SET PROBLEM: Repeat the whole of the data, keeping every detail the same.

Stored entries:
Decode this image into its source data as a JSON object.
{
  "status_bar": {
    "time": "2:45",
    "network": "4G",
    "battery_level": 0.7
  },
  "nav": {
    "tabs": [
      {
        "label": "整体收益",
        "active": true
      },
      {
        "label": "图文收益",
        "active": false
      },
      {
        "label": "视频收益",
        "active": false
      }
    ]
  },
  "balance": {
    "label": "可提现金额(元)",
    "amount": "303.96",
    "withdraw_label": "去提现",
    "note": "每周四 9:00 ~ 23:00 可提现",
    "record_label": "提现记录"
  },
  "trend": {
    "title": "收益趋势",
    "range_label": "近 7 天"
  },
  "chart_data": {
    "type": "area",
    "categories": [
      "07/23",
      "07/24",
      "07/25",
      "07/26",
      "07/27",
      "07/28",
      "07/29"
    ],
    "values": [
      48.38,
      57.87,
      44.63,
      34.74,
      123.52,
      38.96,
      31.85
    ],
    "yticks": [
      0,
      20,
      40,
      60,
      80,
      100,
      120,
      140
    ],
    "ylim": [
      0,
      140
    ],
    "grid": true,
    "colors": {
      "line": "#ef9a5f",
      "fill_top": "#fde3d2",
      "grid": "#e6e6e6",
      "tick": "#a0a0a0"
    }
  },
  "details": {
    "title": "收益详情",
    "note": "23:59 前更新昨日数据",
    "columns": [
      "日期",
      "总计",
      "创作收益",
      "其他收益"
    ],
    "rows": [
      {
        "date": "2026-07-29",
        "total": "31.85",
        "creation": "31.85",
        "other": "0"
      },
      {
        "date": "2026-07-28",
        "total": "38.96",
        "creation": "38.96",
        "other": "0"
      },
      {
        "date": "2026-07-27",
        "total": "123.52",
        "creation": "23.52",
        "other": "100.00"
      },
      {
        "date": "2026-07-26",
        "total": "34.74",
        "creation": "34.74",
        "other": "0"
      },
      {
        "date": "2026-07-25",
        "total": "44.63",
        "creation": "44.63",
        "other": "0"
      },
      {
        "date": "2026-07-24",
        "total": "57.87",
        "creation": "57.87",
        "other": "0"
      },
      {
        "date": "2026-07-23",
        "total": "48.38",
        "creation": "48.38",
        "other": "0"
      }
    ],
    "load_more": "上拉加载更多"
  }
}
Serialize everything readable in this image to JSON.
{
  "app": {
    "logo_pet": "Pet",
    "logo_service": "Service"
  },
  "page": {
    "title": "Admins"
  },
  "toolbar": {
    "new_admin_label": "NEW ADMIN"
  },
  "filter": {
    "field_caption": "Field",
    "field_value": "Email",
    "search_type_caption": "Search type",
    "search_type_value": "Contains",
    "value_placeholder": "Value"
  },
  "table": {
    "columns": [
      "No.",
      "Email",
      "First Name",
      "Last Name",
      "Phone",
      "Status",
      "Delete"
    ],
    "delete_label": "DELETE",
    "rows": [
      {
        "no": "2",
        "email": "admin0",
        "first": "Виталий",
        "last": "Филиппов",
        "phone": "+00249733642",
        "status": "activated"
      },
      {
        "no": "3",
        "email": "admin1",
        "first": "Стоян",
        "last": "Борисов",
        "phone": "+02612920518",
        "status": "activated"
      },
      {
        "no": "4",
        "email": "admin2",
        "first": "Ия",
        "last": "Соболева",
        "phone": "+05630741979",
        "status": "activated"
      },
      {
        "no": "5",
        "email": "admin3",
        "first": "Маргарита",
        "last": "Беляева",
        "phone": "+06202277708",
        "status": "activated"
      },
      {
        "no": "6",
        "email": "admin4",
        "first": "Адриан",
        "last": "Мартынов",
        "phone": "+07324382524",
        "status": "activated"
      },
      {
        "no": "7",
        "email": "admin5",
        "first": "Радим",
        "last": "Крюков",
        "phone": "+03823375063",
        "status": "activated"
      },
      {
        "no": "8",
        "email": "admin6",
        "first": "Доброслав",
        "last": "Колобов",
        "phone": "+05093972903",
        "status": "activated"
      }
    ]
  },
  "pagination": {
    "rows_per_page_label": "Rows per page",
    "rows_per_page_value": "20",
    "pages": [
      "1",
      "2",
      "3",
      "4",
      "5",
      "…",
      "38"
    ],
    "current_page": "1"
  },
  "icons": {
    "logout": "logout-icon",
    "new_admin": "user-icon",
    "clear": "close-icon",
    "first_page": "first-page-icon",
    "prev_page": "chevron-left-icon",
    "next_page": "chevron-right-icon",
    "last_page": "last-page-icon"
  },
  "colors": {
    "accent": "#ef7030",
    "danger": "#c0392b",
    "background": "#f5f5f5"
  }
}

PROBLEM SOLUTION:
Decode this image into its source data as a JSON object.
{
  "status_bar": {
    "time": "2:45",
    "network": "4G",
    "battery_level": 0.7
  },
  "nav": {
    "tabs": [
      {
        "label": "整体收益",
        "active": true
      },
      {
        "label": "图文收益",
        "active": false
      },
      {
        "label": "视频收益",
        "active": false
      }
    ]
  },
  "balance": {
    "label": "可提现金额(元)",
    "amount": "303.96",
    "withdraw_label": "去提现",
    "note": "每周四 9:00 ~ 23:00 可提现",
    "record_label": "提现记录"
  },
  "trend": {
    "title": "收益趋势",
    "range_label": "近 7 天"
  },
  "chart_data": {
    "type": "area",
    "categories": [
      "07/23",
      "07/24",
      "07/25",
      "07/26",
      "07/27",
      "07/28",
      "07/29"
    ],
    "values": [
      48.38,
      57.87,
      44.63,
      34.74,
      123.52,
      38.96,
      31.85
    ],
    "yticks": [
      0,
      20,
      40,
      60,
      80,
      100,
      120,
      140
    ],
    "ylim": [
      0,
      140
    ],
    "grid": true,
    "colors": {
      "line": "#ef9a5f",
      "fill_top": "#fde3d2",
      "grid": "#e6e6e6",
      "tick": "#a0a0a0"
    }
  },
  "details": {
    "title": "收益详情",
    "note": "23:59 前更新昨日数据",
    "columns": [
      "日期",
      "总计",
      "创作收益",
      "其他收益"
    ],
    "rows": [
      {
        "date": "2026-07-29",
        "total": "31.85",
        "creation": "31.85",
        "other": "0"
      },
      {
        "date": "2026-07-28",
        "total": "38.96",
        "creation": "38.96",
        "other": "0"
      },
      {
        "date": "2026-07-27",
        "total": "123.52",
        "creation": "23.52",
        "other": "100.00"
      },
      {
        "date": "2026-07-26",
        "total": "34.74",
        "creation": "34.74",
        "other": "0"
      },
      {
        "date": "2026-07-25",
        "total": "44.63",
        "creation": "44.63",
        "other": "0"
      },
      {
        "date": "2026-07-24",
        "total": "57.87",
        "creation": "57.87",
        "other": "0"
      },
      {
        "date": "2026-07-23",
        "total": "48.38",
        "creation": "48.38",
        "other": "0"
      }
    ],
    "load_more": "上拉加载更多"
  }
}
Serialize everything readable in this image to JSON.
{
  "app": {
    "logo_pet": "Pet",
    "logo_service": "Service"
  },
  "page": {
    "title": "Admins"
  },
  "toolbar": {
    "new_admin_label": "NEW ADMIN"
  },
  "filter": {
    "field_caption": "Field",
    "field_value": "Email",
    "search_type_caption": "Search type",
    "search_type_value": "Contains",
    "value_placeholder": "Value"
  },
  "table": {
    "columns": [
      "No.",
      "Email",
      "First Name",
      "Last Name",
      "Phone",
      "Status",
      "Delete"
    ],
    "delete_label": "DELETE",
    "rows": [
      {
        "no": "2",
        "email": "admin0",
        "first": "Виталий",
        "last": "Филиппов",
        "phone": "+00249733642",
        "status": "activated"
      },
      {
        "no": "3",
        "email": "admin1",
        "first": "Стоян",
        "last": "Борисов",
        "phone": "+02612920518",
        "status": "activated"
      },
      {
        "no": "4",
        "email": "admin2",
        "first": "Ия",
        "last": "Соболева",
        "phone": "+05630741979",
        "status": "activated"
      },
      {
        "no": "5",
        "email": "admin3",
        "first": "Маргарита",
        "last": "Беляева",
        "phone": "+06202277708",
        "status": "activated"
      },
      {
        "no": "6",
        "email": "admin4",
        "first": "Адриан",
        "last": "Мартынов",
        "phone": "+07324382524",
        "status": "activated"
      },
      {
        "no": "7",
        "email": "admin5",
        "first": "Радим",
        "last": "Крюков",
        "phone": "+03823375063",
        "status": "activated"
      },
      {
        "no": "8",
        "email": "admin6",
        "first": "Доброслав",
        "last": "Колобов",
        "phone": "+05093972903",
        "status": "activated"
      }
    ]
  },
  "pagination": {
    "rows_per_page_label": "Rows per page",
    "rows_per_page_value": "20",
    "pages": [
      "1",
      "2",
      "3",
      "4",
      "5",
      "…",
      "38"
    ],
    "current_page": "1"
  },
  "icons": {
    "logout": "logout-icon",
    "new_admin": "user-icon",
    "clear": "close-icon",
    "first_page": "first-page-icon",
    "prev_page": "chevron-left-icon",
    "next_page": "chevron-right-icon",
    "last_page": "last-page-icon"
  },
  "colors": {
    "accent": "#ef7030",
    "danger": "#c0392b",
    "background": "#f5f5f5"
  }
}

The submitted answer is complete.